• AIM OF THE TASK: Report every line from the material that contains the word "misfit".

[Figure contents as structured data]
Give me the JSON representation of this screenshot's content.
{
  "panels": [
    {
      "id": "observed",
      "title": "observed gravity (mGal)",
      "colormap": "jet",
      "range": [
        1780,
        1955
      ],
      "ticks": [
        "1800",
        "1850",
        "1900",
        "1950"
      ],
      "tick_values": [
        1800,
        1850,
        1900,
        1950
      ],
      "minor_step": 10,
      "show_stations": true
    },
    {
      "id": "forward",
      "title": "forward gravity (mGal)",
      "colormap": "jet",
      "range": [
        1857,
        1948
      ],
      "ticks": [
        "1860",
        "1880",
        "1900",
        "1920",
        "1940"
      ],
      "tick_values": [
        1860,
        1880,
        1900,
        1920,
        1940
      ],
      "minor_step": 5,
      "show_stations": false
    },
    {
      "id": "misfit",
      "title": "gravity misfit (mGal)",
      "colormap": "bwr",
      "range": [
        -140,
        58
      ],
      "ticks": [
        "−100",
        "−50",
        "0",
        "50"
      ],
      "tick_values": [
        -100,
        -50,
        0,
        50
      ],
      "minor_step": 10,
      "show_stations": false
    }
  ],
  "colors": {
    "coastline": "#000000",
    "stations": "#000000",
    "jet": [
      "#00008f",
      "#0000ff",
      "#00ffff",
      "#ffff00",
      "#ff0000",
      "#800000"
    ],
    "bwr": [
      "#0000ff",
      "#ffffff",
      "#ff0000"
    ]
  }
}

• OUTPUT BELOW:
      "id": "misfit",
      "title": "gravity misfit (mGal)",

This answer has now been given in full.